§ Selection:

[START]

From mboxrd@z Thu Jan  1 00:00:00 1970
Return-Path: <owner-linux-mm@kvack.org>
Received: from mail-wr1-f69.google.com (mail-wr1-f69.google.com [209.85.221.69])
	by kanga.kvack.org (Postfix) with ESMTP id 530C86B0006
	for <linux-mm@kvack.org>; Mon, 12 Nov 2018 00:15:42 -0500 (EST)
Received: by mail-wr1-f69.google.com with SMTP id i1-v6so8241908wrr.18
        for <linux-mm@kvack.org>; Sun, 11 Nov 2018 21:15:42 -0800 (PST)
Received: from mail-sor-f65.google.com (mail-sor-f65.google.com. [209.85.220.65])
        by mx.google.com with SMTPS id h15-v6sor2028808wrq.23.2018.11.11.21.15.40
        for <linux-mm@kvack.org>
        (Google Transport Security);
        Sun, 11 Nov 2018 21:15:40 -0800 (PST)
Date: Mon, 12 Nov 2018 06:15:37 +0100
From: Ingo Molnar <mingo@kernel.org>
Subject: Re: [RFC PATCH 00/12] locking/lockdep: Add a new class of terminal
 locks
Message-ID: <20181112051537.GB123204@gmail.com>
References: <1541709268-3766-1-git-send-email-longman@redhat.com>
 <20181109080412.GC86700@gmail.com>
 <1fcaa330-a4be-0f8a-7974-7b17f0ce01ad@redhat.com>
MIME-Version: 1.0
Content-Type: text/plain; charset=us-ascii
Content-Disposition: inline
In-Reply-To: <1fcaa330-a4be-0f8a-7974-7b17f0ce01ad@redhat.com>
Sender: owner-linux-mm@kvack.org
List-ID: <linux-mm.kvack.org>
To: Waiman Long <longman@redhat.com>
Cc: Josh Poimboeuf <jpoimboe@redhat.com>, Peter Zijlstra <peterz@infradead.org>, Ingo Molnar <mingo@redhat.com>, Will Deacon <will.deacon@arm.com>, Thomas Gleixner <tglx@linutronix.de>, linux-kernel@vger.kernel.org, kasan-dev@googlegroups.com, linux-mm@kvack.org, Petr Mladek <pmladek@suse.com>, Sergey Senozhatsky <sergey.senozhatsky@gmail.com>, Andrey Ryabinin <aryabinin@virtuozzo.com>, Tejun Heo <tj@kernel.org>, Andrew Morton <akpm@linux-foundation.org>, Linus Torvalds <torvalds@linux-foundation.org>


* Waiman Long <longman@redhat.com> wrote:

> > Could you please measure a locking intense workload instead, such as:
> >
> >    $ perf stat --null --sync --repeat 10 perf bench sched messaging
> >
> > and profile which locks used there could be marked terminal, and measure 
> > the before/after performance impact?
> 
> I will run the test. It will probably be done after the LPC next week.

Thanks!

[END]

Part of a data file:
[START]

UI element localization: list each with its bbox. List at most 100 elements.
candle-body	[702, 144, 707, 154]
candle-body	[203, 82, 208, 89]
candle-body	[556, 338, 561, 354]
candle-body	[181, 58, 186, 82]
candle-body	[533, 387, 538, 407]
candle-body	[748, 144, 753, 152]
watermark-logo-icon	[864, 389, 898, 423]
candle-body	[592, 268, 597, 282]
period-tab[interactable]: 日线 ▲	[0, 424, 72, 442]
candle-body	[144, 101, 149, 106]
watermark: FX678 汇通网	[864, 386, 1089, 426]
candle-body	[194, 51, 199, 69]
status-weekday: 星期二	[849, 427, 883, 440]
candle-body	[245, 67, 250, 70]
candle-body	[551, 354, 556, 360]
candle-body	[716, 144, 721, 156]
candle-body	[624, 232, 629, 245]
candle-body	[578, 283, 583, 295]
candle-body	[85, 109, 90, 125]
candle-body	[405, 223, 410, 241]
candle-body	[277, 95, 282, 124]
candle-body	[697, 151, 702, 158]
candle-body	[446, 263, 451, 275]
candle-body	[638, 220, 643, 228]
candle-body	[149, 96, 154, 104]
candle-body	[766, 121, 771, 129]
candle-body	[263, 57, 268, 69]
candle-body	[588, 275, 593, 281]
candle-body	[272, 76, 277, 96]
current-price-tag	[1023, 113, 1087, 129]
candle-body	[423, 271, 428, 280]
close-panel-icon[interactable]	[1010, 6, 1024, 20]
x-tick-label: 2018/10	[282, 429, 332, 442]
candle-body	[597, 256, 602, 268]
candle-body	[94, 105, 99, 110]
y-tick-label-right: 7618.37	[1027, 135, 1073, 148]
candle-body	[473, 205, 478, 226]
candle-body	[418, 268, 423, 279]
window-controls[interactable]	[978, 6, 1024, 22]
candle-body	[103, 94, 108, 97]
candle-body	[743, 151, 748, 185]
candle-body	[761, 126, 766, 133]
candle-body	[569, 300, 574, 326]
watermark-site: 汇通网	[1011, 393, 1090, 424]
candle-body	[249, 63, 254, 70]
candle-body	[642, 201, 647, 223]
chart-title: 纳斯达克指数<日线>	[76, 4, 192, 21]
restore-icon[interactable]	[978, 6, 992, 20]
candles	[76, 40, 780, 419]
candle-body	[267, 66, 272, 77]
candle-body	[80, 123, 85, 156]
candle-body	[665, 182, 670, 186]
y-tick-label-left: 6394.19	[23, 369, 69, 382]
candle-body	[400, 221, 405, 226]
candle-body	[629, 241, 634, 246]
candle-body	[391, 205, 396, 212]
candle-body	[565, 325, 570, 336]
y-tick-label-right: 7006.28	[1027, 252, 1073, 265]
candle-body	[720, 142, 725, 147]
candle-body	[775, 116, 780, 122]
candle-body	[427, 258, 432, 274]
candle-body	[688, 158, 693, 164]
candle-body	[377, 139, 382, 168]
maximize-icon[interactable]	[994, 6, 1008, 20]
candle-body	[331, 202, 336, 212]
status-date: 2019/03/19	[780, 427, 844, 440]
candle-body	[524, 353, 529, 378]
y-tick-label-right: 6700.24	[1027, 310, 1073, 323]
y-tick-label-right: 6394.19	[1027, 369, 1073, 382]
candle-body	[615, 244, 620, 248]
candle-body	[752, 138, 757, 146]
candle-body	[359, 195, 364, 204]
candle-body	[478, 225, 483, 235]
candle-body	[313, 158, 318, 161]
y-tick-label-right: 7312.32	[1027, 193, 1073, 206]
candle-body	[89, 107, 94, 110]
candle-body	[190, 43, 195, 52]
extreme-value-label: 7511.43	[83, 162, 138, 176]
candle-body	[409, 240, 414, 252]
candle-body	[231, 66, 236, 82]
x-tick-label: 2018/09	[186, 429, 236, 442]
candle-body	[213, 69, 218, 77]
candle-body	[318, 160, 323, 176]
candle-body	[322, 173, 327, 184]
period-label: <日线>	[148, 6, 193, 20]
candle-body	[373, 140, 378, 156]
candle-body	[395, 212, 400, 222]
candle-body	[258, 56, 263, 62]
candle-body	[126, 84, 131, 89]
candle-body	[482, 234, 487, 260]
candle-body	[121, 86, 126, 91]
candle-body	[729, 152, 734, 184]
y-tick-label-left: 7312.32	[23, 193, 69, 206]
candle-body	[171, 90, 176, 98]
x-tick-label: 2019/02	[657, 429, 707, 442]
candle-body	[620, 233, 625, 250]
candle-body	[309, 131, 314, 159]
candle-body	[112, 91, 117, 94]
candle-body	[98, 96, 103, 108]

[END]

§ Tasks to perform:
• A. Which message IDs appear in the References header of the lockdep email?
• B. Could you write what follows the last line of the lockdep email?

§ Responses in order:
• A.
<1541709268-3766-1-git-send-email-longman@redhat.com>
<20181109080412.GC86700@gmail.com>
<1fcaa330-a4be-0f8a-7974-7b17f0ce01ad@redhat.com>

• B.
> >> Below were selected output lines from the lockdep_stats files of the
> >> patched and unpatched kernels after bootup and running parallel kernel
> >> builds.
> >>
> >>   Item                     Unpatched kernel  Patched kernel  % Change
> >>   ----                     ----------------  --------------  --------
> >>   direct dependencies           9732             8994          -7.6%
> >>   dependency chains            18776            17033          -9.3%
> >>   dependency chain hlocks      76044            68419         -10.0%
> >>   stack-trace entries         110403           104341          -5.5%
> > That's pretty impressive!
> >
> >> There were some reductions in the size of the lockdep tables. They were
> >> not significant, but it is still a good start to rein in the number of
> >> entries in those tables to make it harder to overflow them.
> > Agreed.
> >
> > BTW., if you are interested in more radical approaches to optimize 
> > lockdep, we could also add a static checker via objtool driven call graph 
> > analysis, and mark those locks terminal that we can prove are terminal.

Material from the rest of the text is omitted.